_Set exercise_
Copy each line that holds "Chronic".

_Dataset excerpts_
....

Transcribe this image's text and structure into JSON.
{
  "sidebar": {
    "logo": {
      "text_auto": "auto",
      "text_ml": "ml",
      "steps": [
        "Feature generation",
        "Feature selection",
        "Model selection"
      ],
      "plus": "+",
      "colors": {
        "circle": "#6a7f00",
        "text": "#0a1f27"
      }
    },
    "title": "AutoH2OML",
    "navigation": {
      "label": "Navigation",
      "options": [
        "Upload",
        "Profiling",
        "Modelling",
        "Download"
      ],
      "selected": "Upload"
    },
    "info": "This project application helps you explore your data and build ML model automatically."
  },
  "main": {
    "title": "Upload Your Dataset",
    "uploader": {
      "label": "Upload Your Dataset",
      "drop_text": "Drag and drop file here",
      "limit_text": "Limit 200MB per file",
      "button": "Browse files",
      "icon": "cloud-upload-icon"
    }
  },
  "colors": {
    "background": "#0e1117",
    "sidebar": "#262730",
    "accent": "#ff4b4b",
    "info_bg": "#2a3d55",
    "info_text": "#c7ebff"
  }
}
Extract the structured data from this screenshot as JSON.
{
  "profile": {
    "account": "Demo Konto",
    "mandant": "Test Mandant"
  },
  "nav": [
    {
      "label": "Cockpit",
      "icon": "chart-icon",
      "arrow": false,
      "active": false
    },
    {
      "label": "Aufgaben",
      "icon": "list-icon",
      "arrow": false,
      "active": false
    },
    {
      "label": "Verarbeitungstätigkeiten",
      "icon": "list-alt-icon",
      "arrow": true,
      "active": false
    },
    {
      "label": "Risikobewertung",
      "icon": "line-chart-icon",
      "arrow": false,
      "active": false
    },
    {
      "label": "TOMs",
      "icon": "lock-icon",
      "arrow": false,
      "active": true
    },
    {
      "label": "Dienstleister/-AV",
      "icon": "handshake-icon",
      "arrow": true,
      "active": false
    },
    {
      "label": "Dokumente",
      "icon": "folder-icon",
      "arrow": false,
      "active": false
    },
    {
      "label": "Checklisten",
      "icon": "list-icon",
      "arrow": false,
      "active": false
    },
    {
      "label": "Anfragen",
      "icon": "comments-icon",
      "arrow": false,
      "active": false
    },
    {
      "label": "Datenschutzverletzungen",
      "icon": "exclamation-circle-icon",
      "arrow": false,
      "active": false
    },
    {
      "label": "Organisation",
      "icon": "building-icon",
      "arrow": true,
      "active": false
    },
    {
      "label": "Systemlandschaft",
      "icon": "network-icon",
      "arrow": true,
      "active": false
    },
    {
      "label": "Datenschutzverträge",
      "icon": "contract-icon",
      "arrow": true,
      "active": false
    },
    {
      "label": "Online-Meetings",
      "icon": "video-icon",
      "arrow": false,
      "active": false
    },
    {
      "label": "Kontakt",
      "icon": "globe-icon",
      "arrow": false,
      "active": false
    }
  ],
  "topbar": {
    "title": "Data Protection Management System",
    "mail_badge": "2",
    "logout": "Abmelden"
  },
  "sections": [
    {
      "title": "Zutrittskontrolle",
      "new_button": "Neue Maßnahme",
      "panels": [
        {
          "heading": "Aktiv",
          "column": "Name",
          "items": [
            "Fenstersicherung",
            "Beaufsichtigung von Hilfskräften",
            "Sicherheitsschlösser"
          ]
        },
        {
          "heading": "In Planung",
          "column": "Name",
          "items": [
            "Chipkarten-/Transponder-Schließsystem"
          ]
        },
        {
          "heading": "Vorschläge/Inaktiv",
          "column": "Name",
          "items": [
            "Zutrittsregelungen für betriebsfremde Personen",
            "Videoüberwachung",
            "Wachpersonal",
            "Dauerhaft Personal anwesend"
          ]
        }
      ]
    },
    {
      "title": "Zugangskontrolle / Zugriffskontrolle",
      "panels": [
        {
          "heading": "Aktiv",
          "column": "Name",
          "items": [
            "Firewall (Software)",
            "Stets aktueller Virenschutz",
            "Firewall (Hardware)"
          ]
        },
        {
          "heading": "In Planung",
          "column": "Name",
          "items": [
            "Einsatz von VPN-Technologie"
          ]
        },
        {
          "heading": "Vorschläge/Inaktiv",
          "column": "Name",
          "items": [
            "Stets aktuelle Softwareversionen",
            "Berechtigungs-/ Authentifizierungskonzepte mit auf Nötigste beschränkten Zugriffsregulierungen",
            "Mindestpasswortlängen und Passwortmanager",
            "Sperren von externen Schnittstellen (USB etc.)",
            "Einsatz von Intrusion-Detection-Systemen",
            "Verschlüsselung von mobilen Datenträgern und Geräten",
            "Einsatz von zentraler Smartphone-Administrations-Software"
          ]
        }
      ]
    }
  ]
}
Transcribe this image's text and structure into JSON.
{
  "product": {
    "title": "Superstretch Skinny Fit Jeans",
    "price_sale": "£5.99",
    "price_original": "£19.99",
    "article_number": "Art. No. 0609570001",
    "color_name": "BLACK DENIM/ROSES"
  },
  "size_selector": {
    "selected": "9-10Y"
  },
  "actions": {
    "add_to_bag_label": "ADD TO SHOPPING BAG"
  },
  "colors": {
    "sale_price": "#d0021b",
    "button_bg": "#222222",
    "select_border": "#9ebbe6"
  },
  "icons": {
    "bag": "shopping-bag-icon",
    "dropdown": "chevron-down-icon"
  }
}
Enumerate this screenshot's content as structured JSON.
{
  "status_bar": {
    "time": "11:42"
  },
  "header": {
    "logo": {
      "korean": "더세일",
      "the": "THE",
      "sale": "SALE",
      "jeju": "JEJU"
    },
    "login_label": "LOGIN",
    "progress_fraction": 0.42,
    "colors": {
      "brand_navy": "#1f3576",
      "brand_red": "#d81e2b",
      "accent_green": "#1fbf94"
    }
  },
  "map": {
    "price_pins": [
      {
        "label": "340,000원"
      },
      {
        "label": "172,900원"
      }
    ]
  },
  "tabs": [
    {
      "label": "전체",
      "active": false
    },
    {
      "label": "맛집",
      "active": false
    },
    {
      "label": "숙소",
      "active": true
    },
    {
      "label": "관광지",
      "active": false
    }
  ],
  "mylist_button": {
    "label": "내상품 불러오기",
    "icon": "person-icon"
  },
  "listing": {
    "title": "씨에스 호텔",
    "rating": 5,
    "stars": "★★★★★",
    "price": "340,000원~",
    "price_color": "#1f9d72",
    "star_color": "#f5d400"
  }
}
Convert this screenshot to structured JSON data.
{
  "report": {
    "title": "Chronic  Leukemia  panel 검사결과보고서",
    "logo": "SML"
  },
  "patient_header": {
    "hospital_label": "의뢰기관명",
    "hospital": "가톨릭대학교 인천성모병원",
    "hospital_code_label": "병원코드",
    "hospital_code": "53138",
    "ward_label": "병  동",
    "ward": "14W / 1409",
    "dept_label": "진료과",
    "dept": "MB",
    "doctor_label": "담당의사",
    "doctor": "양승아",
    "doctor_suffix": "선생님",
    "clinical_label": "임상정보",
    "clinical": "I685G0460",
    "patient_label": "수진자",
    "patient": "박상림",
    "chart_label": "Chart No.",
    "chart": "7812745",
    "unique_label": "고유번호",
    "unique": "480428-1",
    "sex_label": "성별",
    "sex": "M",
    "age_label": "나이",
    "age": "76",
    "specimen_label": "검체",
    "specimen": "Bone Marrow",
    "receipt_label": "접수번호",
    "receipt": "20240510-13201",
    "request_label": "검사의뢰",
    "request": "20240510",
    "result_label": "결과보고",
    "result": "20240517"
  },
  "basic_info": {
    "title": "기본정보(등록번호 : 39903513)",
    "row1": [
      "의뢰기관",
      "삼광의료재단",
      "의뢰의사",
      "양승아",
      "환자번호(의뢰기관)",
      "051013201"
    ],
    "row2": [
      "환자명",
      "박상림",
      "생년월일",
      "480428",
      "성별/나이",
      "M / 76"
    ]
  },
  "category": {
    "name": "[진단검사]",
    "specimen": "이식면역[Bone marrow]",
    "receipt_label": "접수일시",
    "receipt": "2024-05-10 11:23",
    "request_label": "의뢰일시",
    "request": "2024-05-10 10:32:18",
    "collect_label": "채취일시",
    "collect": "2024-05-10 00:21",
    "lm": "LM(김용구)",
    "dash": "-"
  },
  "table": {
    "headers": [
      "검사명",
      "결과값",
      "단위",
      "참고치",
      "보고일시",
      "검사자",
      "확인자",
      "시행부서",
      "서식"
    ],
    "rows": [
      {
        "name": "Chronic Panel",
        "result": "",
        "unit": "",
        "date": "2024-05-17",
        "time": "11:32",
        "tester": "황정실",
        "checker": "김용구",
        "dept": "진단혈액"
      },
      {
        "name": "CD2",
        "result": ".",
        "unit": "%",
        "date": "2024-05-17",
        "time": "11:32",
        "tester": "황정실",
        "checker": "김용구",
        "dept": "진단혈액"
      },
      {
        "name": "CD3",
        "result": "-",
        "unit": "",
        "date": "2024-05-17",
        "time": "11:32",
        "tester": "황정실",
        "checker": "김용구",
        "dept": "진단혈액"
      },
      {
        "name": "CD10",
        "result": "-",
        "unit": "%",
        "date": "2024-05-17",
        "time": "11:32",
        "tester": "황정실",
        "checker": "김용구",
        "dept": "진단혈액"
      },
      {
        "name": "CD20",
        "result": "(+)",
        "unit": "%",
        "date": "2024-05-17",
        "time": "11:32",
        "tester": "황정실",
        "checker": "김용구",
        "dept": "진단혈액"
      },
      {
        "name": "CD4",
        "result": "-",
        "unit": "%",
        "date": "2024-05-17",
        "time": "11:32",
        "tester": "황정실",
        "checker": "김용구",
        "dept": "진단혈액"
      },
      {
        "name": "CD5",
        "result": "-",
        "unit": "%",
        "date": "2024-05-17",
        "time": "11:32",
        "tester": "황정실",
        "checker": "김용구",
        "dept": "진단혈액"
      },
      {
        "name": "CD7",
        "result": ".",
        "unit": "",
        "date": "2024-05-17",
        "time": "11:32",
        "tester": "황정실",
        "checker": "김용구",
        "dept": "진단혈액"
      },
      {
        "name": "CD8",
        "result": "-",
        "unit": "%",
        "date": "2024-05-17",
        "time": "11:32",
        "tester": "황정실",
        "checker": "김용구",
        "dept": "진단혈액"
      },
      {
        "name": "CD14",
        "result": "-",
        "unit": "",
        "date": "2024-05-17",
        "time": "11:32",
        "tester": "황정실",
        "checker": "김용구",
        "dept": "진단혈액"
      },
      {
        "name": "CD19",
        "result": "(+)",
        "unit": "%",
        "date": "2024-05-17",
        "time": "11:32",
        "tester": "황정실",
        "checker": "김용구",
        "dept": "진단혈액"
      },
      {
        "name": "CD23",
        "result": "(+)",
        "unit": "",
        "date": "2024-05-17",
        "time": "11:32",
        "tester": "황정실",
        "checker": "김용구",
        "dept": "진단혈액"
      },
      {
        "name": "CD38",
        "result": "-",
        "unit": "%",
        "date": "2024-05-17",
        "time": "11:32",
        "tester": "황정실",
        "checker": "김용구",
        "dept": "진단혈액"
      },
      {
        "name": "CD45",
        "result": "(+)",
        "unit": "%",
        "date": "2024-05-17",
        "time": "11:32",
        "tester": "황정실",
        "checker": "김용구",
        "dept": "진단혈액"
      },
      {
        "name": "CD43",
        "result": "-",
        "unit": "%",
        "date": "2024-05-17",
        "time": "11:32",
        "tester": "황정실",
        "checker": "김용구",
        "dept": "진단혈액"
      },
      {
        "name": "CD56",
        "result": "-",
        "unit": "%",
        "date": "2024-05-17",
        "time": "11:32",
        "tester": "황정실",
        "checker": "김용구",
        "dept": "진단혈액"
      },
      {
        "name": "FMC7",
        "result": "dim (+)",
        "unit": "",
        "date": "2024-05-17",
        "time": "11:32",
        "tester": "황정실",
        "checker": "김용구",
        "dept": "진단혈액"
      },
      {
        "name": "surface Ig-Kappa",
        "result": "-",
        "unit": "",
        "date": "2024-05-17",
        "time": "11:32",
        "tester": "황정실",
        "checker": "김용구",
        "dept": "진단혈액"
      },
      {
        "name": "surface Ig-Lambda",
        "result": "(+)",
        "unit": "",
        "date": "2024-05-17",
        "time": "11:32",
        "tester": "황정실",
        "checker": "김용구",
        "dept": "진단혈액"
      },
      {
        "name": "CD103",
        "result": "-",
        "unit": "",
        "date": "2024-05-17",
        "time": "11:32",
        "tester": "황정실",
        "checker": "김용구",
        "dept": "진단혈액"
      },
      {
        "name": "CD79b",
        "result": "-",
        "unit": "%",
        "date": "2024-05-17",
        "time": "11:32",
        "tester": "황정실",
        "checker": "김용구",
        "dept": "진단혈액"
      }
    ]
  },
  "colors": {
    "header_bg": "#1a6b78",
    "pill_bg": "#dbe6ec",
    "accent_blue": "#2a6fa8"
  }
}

....

_Reply to the exercise_
    "title": "Chronic  Leukemia  panel 검사결과보고서",
        "name": "Chronic Panel",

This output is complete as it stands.